>>>
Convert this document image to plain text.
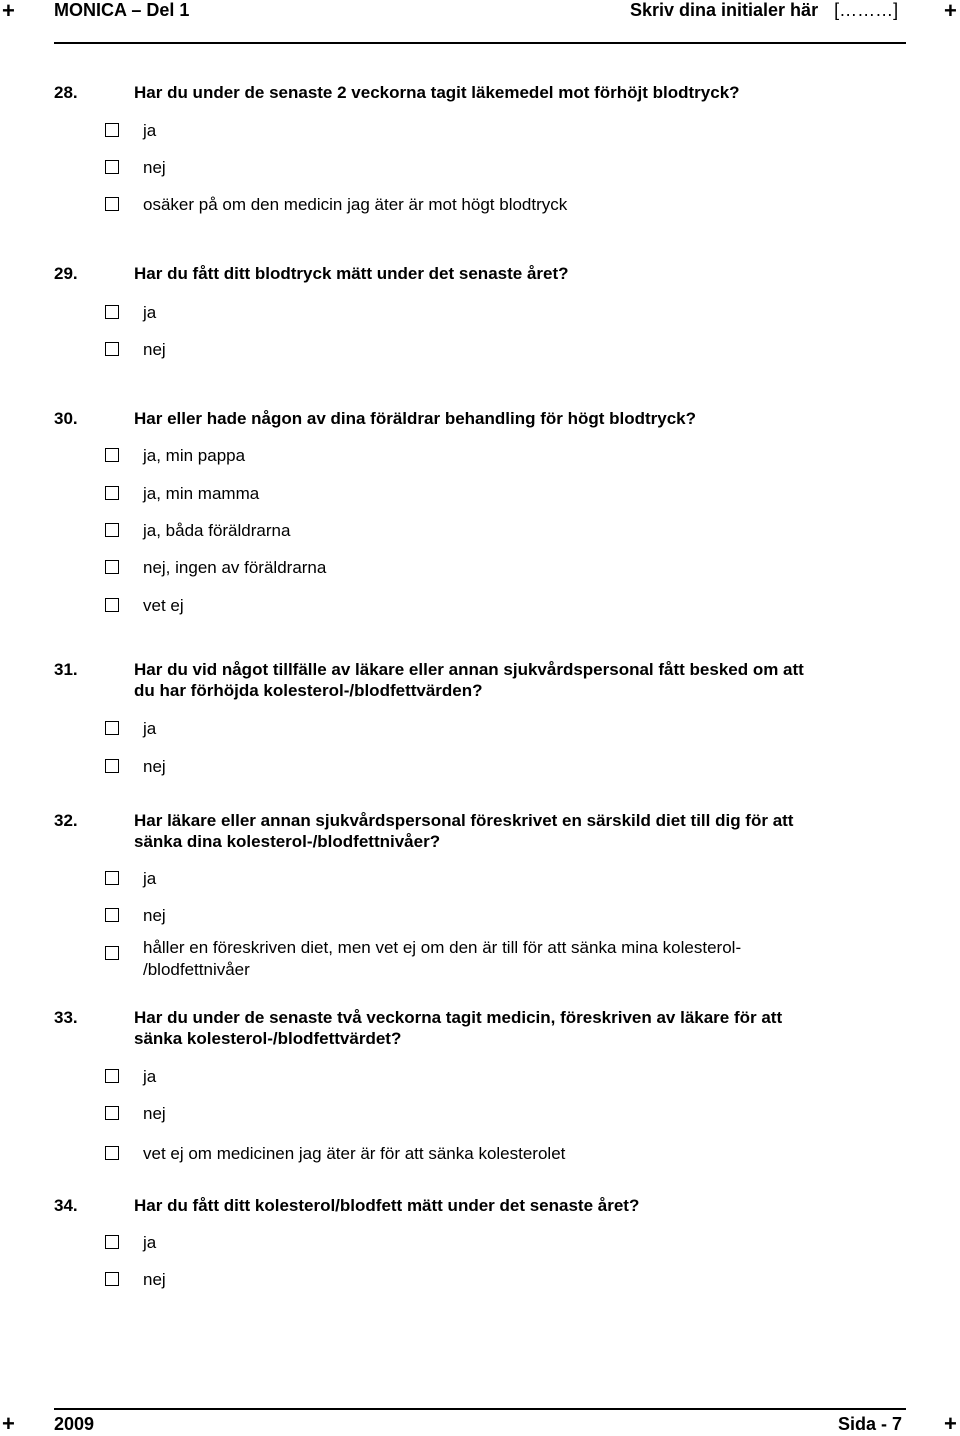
+ MONICA – Del 1	Skriv dina initialer här [………] +
28.	Har du under de senaste 2 veckorna tagit läkemedel mot förhöjt blodtryck?
ja
nej
osäker på om den medicin jag äter är mot högt blodtryck
29.	Har du fått ditt blodtryck mätt under det senaste året?
ja
nej
30.	Har eller hade någon av dina föräldrar behandling för högt blodtryck?
ja, min pappa
ja, min mamma
ja, båda föräldrarna
nej, ingen av föräldrarna
vet ej
31.	Har du vid något tillfälle av läkare eller annan sjukvårdspersonal fått besked om att
du har förhöjda kolesterol-/blodfettvärden?
ja
nej
32.	Har läkare eller annan sjukvårdspersonal föreskrivet en särskild diet till dig för att
sänka dina kolesterol-/blodfettnivåer?
ja
nej
håller en föreskriven diet, men vet ej om den är till för att sänka mina kolesterol-
/blodfettnivåer
33.	Har du under de senaste två veckorna tagit medicin, föreskriven av läkare för att
sänka kolesterol-/blodfettvärdet?
ja
nej
vet ej om medicinen jag äter är för att sänka kolesterolet
34.	Har du fått ditt kolesterol/blodfett mätt under det senaste året?
ja
nej
+ 2009	Sida - 7 +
<<<
■ **Instructions to follow**:
Where a line in the material above holds "under", copy that line.

■ **Correct result**:
28.	Har du under de senaste 2 veckorna tagit läkemedel mot förhöjt blodtryck?
29.	Har du fått ditt blodtryck mätt under det senaste året?
33.	Har du under de senaste två veckorna tagit medicin, föreskriven av läkare för att
34.	Har du fått ditt kolesterol/blodfett mätt under det senaste året?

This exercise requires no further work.